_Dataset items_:
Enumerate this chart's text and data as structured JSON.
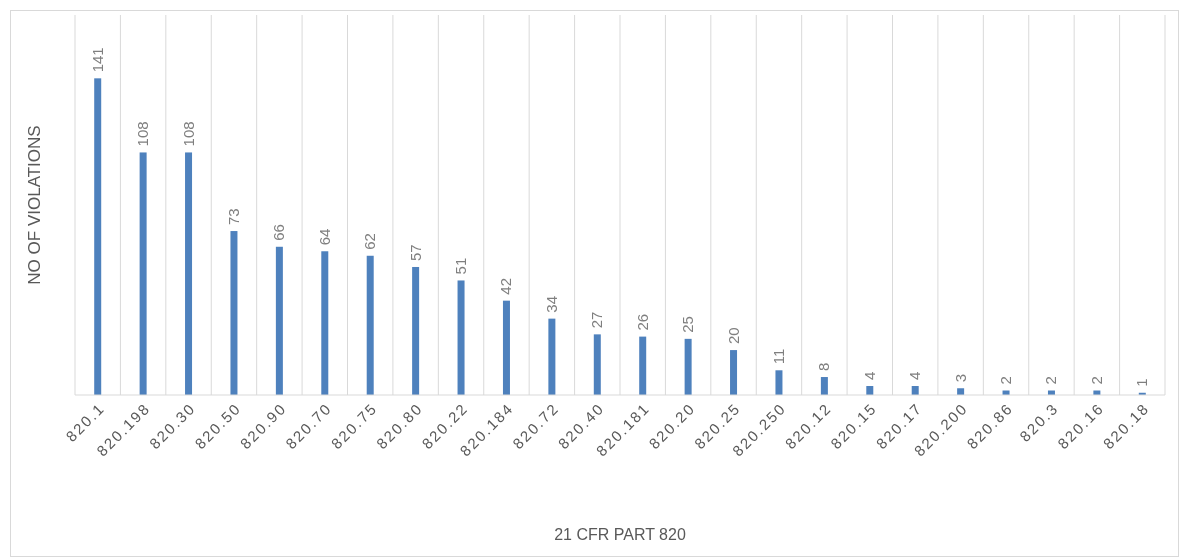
{
  "chart_data": {
    "type": "bar",
    "xlabel": "21 CFR PART 820",
    "ylabel": "NO OF VIOLATIONS",
    "categories": [
      "820.1",
      "820.198",
      "820.30",
      "820.50",
      "820.90",
      "820.70",
      "820.75",
      "820.80",
      "820.22",
      "820.184",
      "820.72",
      "820.40",
      "820.181",
      "820.20",
      "820.25",
      "820.250",
      "820.12",
      "820.15",
      "820.17",
      "820.200",
      "820.86",
      "820.3",
      "820.16",
      "820.18"
    ],
    "values": [
      141,
      108,
      108,
      73,
      66,
      64,
      62,
      57,
      51,
      42,
      34,
      27,
      26,
      25,
      20,
      11,
      8,
      4,
      4,
      3,
      2,
      2,
      2,
      1
    ],
    "color": "#4e81bd",
    "data_labels": true,
    "grid": "x"
  }
}
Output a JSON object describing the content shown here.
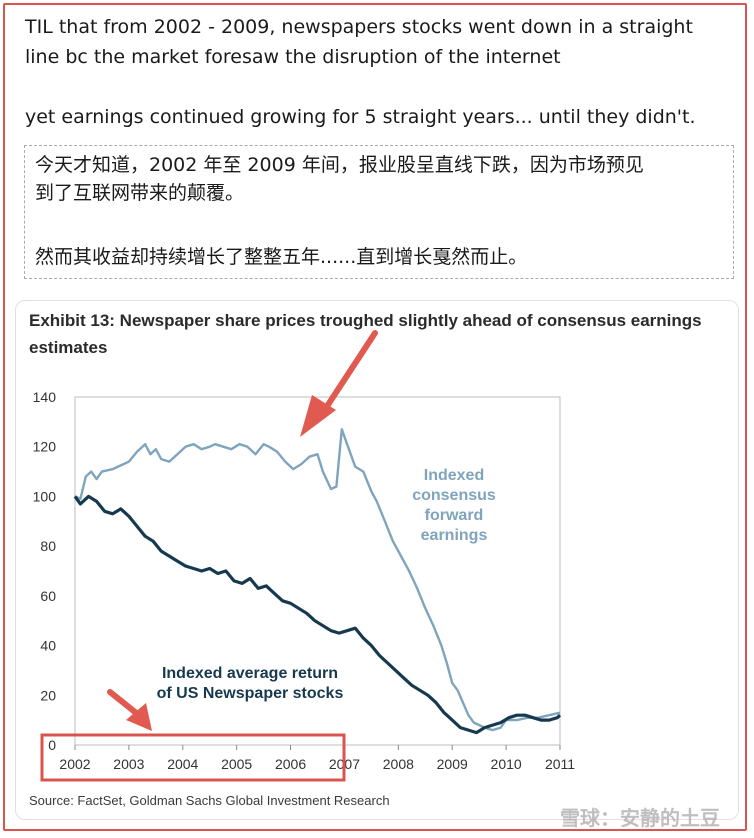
{
  "post": {
    "line1": "TIL that from 2002 - 2009, newspapers stocks went down in a straight",
    "line2": "line bc the market foresaw the disruption of the internet",
    "line3": "yet earnings continued growing for 5 straight years... until they didn't."
  },
  "translation": {
    "line1": "今天才知道，2002 年至 2009 年间，报业股呈直线下跌，因为市场预见",
    "line2": "到了互联网带来的颠覆。",
    "line3": "然而其收益却持续增长了整整五年......直到增长戛然而止。"
  },
  "chart_data": {
    "type": "line",
    "title": "Exhibit 13: Newspaper share prices troughed slightly ahead of consensus earnings estimates",
    "source": "Source: FactSet, Goldman Sachs Global Investment Research",
    "xlim": [
      2002,
      2011
    ],
    "ylim": [
      0,
      140
    ],
    "x_ticks": [
      "2002",
      "2003",
      "2004",
      "2005",
      "2006",
      "2007",
      "2008",
      "2009",
      "2010",
      "2011"
    ],
    "y_ticks": [
      "0",
      "20",
      "40",
      "60",
      "80",
      "100",
      "120",
      "140"
    ],
    "grid": false,
    "series": [
      {
        "name": "Indexed consensus forward earnings",
        "color": "#7fa4bd",
        "x": [
          2002.0,
          2002.1,
          2002.2,
          2002.3,
          2002.4,
          2002.5,
          2002.7,
          2002.9,
          2003.0,
          2003.15,
          2003.3,
          2003.4,
          2003.5,
          2003.6,
          2003.75,
          2003.9,
          2004.05,
          2004.2,
          2004.35,
          2004.5,
          2004.6,
          2004.75,
          2004.9,
          2005.05,
          2005.2,
          2005.35,
          2005.5,
          2005.6,
          2005.75,
          2005.9,
          2006.05,
          2006.2,
          2006.35,
          2006.5,
          2006.6,
          2006.75,
          2006.85,
          2006.95,
          2007.05,
          2007.2,
          2007.35,
          2007.5,
          2007.6,
          2007.75,
          2007.9,
          2008.05,
          2008.2,
          2008.35,
          2008.5,
          2008.65,
          2008.8,
          2008.9,
          2009.0,
          2009.1,
          2009.2,
          2009.3,
          2009.4,
          2009.5,
          2009.6,
          2009.75,
          2009.9,
          2010.0,
          2010.2,
          2010.4,
          2010.6,
          2010.8,
          2011.0
        ],
        "values": [
          100,
          99,
          108,
          110,
          107,
          110,
          111,
          113,
          114,
          118,
          121,
          117,
          119,
          115,
          114,
          117,
          120,
          121,
          119,
          120,
          121,
          120,
          119,
          121,
          120,
          117,
          121,
          120,
          118,
          114,
          111,
          113,
          116,
          117,
          110,
          103,
          104,
          127,
          121,
          112,
          110,
          102,
          98,
          90,
          82,
          76,
          70,
          63,
          55,
          48,
          40,
          33,
          25,
          22,
          17,
          12,
          9,
          8,
          7,
          6,
          7,
          10,
          10,
          11,
          11,
          12,
          13
        ]
      },
      {
        "name": "Indexed average return of US Newspaper stocks",
        "color": "#17394f",
        "x": [
          2002.0,
          2002.1,
          2002.25,
          2002.4,
          2002.55,
          2002.7,
          2002.85,
          2003.0,
          2003.15,
          2003.3,
          2003.45,
          2003.6,
          2003.75,
          2003.9,
          2004.05,
          2004.2,
          2004.35,
          2004.5,
          2004.65,
          2004.8,
          2004.95,
          2005.1,
          2005.25,
          2005.4,
          2005.55,
          2005.7,
          2005.85,
          2006.0,
          2006.15,
          2006.3,
          2006.45,
          2006.6,
          2006.75,
          2006.9,
          2007.05,
          2007.2,
          2007.35,
          2007.5,
          2007.65,
          2007.8,
          2007.95,
          2008.1,
          2008.25,
          2008.4,
          2008.55,
          2008.7,
          2008.85,
          2009.0,
          2009.15,
          2009.3,
          2009.45,
          2009.6,
          2009.75,
          2009.9,
          2010.05,
          2010.2,
          2010.35,
          2010.5,
          2010.65,
          2010.8,
          2010.95,
          2011.0
        ],
        "values": [
          100,
          97,
          100,
          98,
          94,
          93,
          95,
          92,
          88,
          84,
          82,
          78,
          76,
          74,
          72,
          71,
          70,
          71,
          69,
          70,
          66,
          65,
          67,
          63,
          64,
          61,
          58,
          57,
          55,
          53,
          50,
          48,
          46,
          45,
          46,
          47,
          43,
          40,
          36,
          33,
          30,
          27,
          24,
          22,
          20,
          17,
          13,
          10,
          7,
          6,
          5,
          7,
          8,
          9,
          11,
          12,
          12,
          11,
          10,
          10,
          11,
          12
        ]
      }
    ],
    "annotations": [
      {
        "text_lines": [
          "Indexed",
          "consensus",
          "forward",
          "earnings"
        ],
        "color": "#7fa4bd"
      },
      {
        "text_lines": [
          "Indexed average return",
          "of US Newspaper stocks"
        ],
        "color": "#17394f"
      }
    ]
  },
  "watermark": "雪球：安静的土豆"
}
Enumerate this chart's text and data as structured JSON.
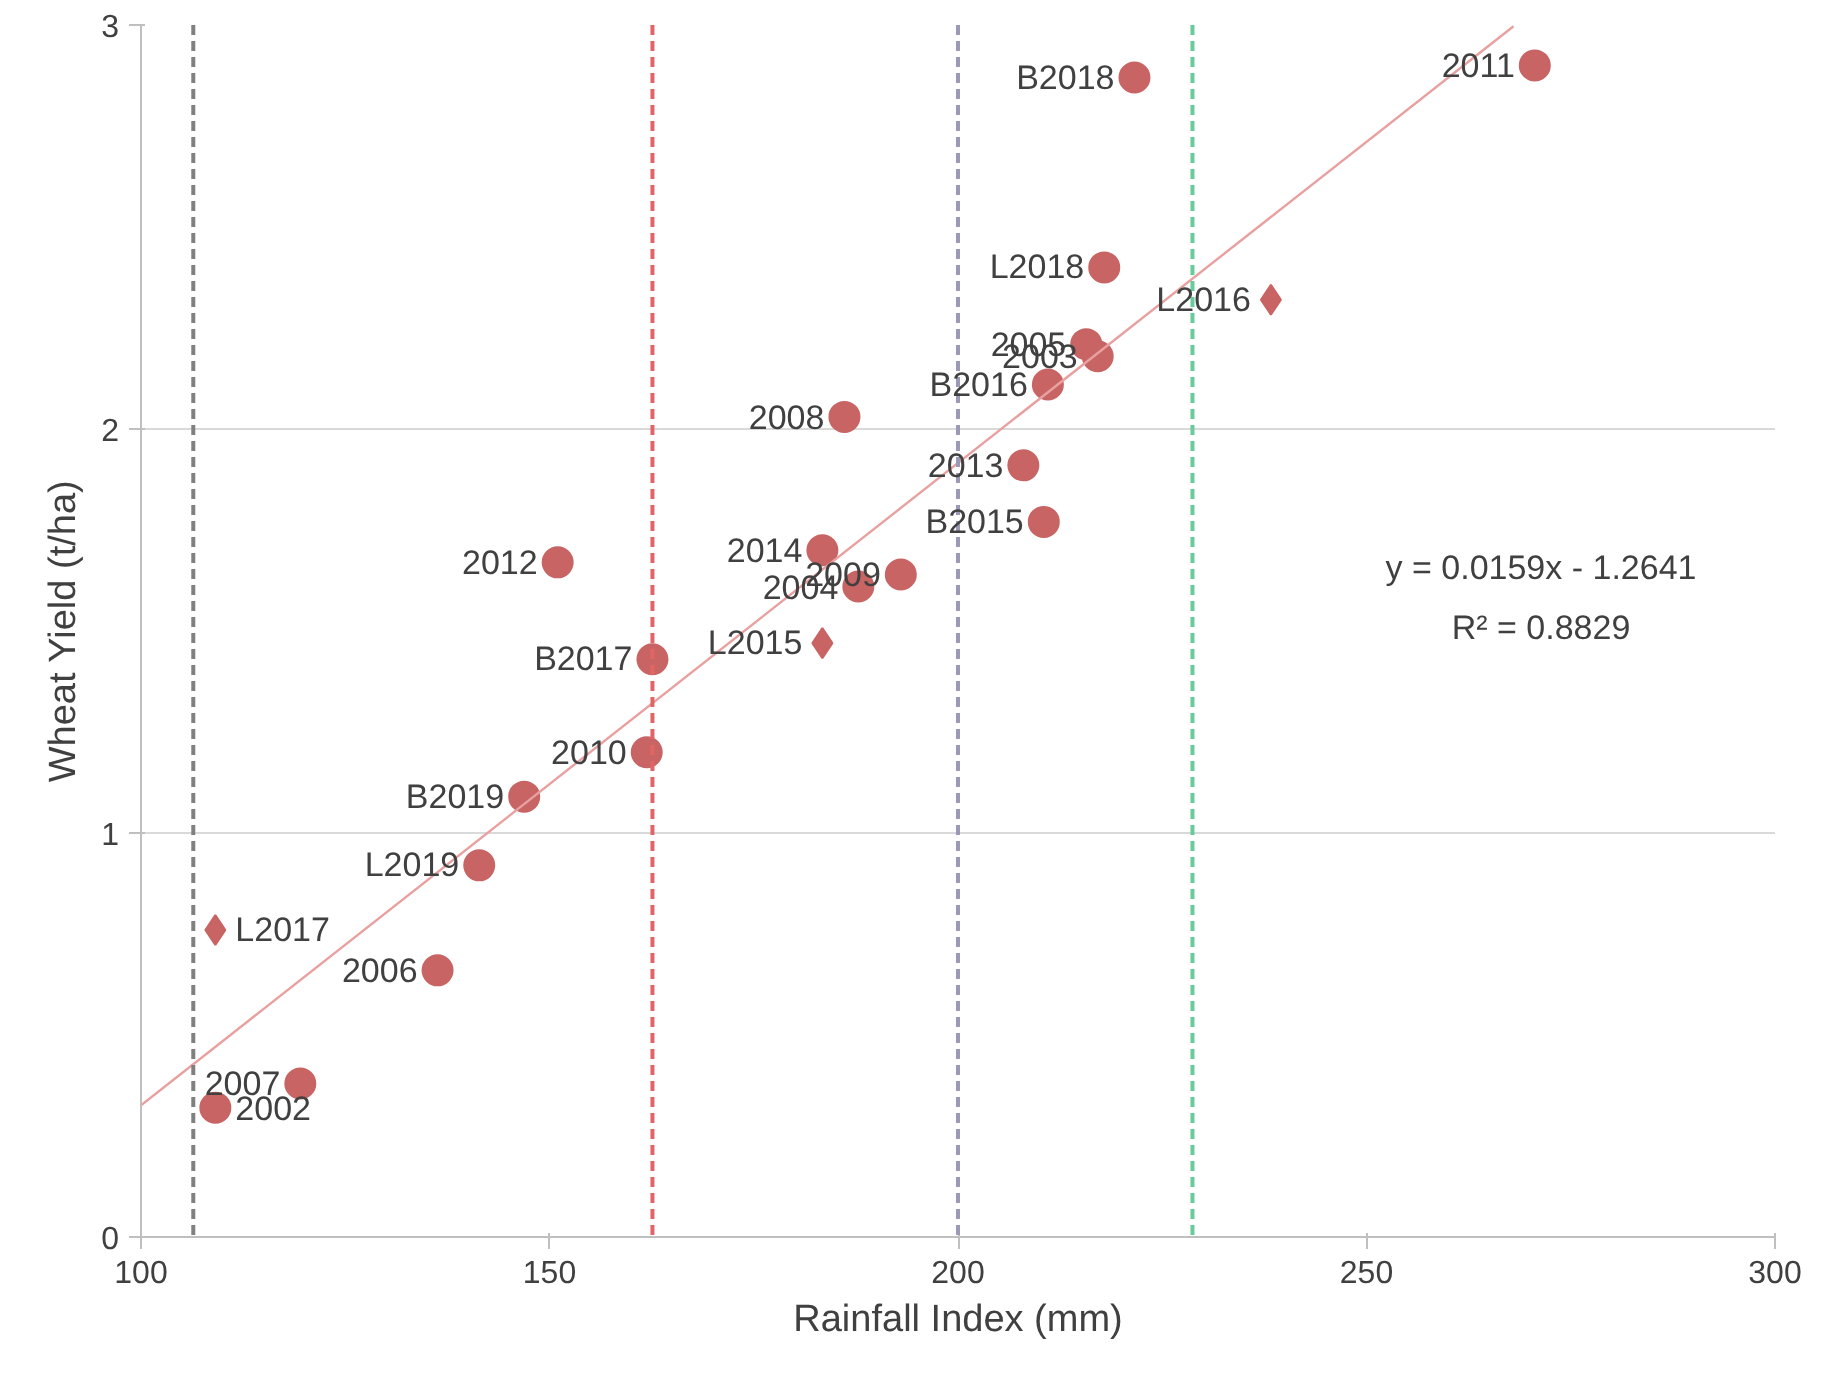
{
  "chart_data": {
    "type": "scatter",
    "xlabel": "Rainfall Index (mm)",
    "ylabel": "Wheat Yield (t/ha)",
    "xlim": [
      100,
      300
    ],
    "ylim": [
      0,
      3
    ],
    "xticks": [
      100,
      150,
      200,
      250,
      300
    ],
    "yticks": [
      0,
      1,
      2,
      3
    ],
    "grid": "y",
    "series": [
      {
        "color": "#c86464",
        "marker": "circle",
        "x": [
          270.6,
          221.6,
          217.9,
          215.7,
          217.1,
          211.0,
          186.1,
          208.0,
          210.5,
          151.0,
          183.4,
          193.0,
          187.8,
          162.6,
          161.9,
          146.9,
          141.4,
          136.3,
          119.5,
          109.1
        ],
        "values": [
          2.9,
          2.87,
          2.4,
          2.21,
          2.18,
          2.11,
          2.03,
          1.91,
          1.77,
          1.67,
          1.7,
          1.64,
          1.61,
          1.43,
          1.2,
          1.09,
          0.92,
          0.66,
          0.38,
          0.32
        ]
      },
      {
        "color": "#c86464",
        "marker": "diamond",
        "x": [
          238.3,
          183.4,
          109.1
        ],
        "values": [
          2.32,
          1.47,
          0.76
        ]
      },
      {
        "type": "line",
        "color": "#e8a0a0",
        "marker": "none",
        "x": [
          100,
          268
        ],
        "values": [
          0.326,
          2.997
        ]
      }
    ],
    "ref_lines": [
      {
        "axis": "x",
        "value": 106.4,
        "color": "#808080",
        "line_style": "dashed"
      },
      {
        "axis": "x",
        "value": 162.6,
        "color": "#e06666",
        "line_style": "dashed"
      },
      {
        "axis": "x",
        "value": 200,
        "color": "#9a9ab8",
        "line_style": "dashed"
      },
      {
        "axis": "x",
        "value": 228.7,
        "color": "#66cc99",
        "line_style": "dashed"
      }
    ],
    "annotations": [
      {
        "text": "2011",
        "x": 270.6,
        "y": 2.9
      },
      {
        "text": "B2018",
        "x": 221.6,
        "y": 2.87
      },
      {
        "text": "L2018",
        "x": 217.9,
        "y": 2.4
      },
      {
        "text": "L2016",
        "x": 238.3,
        "y": 2.32
      },
      {
        "text": "2005",
        "x": 215.7,
        "y": 2.21
      },
      {
        "text": "2003",
        "x": 217.1,
        "y": 2.18
      },
      {
        "text": "B2016",
        "x": 211.0,
        "y": 2.11
      },
      {
        "text": "2008",
        "x": 186.1,
        "y": 2.03
      },
      {
        "text": "2013",
        "x": 208.0,
        "y": 1.91
      },
      {
        "text": "B2015",
        "x": 210.5,
        "y": 1.77
      },
      {
        "text": "2012",
        "x": 151.0,
        "y": 1.67
      },
      {
        "text": "2014",
        "x": 183.4,
        "y": 1.7
      },
      {
        "text": "2009",
        "x": 193.0,
        "y": 1.64
      },
      {
        "text": "2004",
        "x": 187.8,
        "y": 1.61
      },
      {
        "text": "L2015",
        "x": 183.4,
        "y": 1.47
      },
      {
        "text": "B2017",
        "x": 162.6,
        "y": 1.43
      },
      {
        "text": "2010",
        "x": 161.9,
        "y": 1.2
      },
      {
        "text": "B2019",
        "x": 146.9,
        "y": 1.09
      },
      {
        "text": "L2019",
        "x": 141.4,
        "y": 0.92
      },
      {
        "text": "L2017",
        "x": 109.1,
        "y": 0.76
      },
      {
        "text": "2006",
        "x": 136.3,
        "y": 0.66
      },
      {
        "text": "2007",
        "x": 119.5,
        "y": 0.38
      },
      {
        "text": "2002",
        "x": 109.1,
        "y": 0.32
      },
      "y = 0.0159x - 1.2641",
      "R² = 0.8829"
    ]
  }
}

_Task objective_:
Search the listing for the word "forward" and return each line that holds it.

_Reply to the exercise_:
        "name": "Indexed consensus forward earnings",
          "forward",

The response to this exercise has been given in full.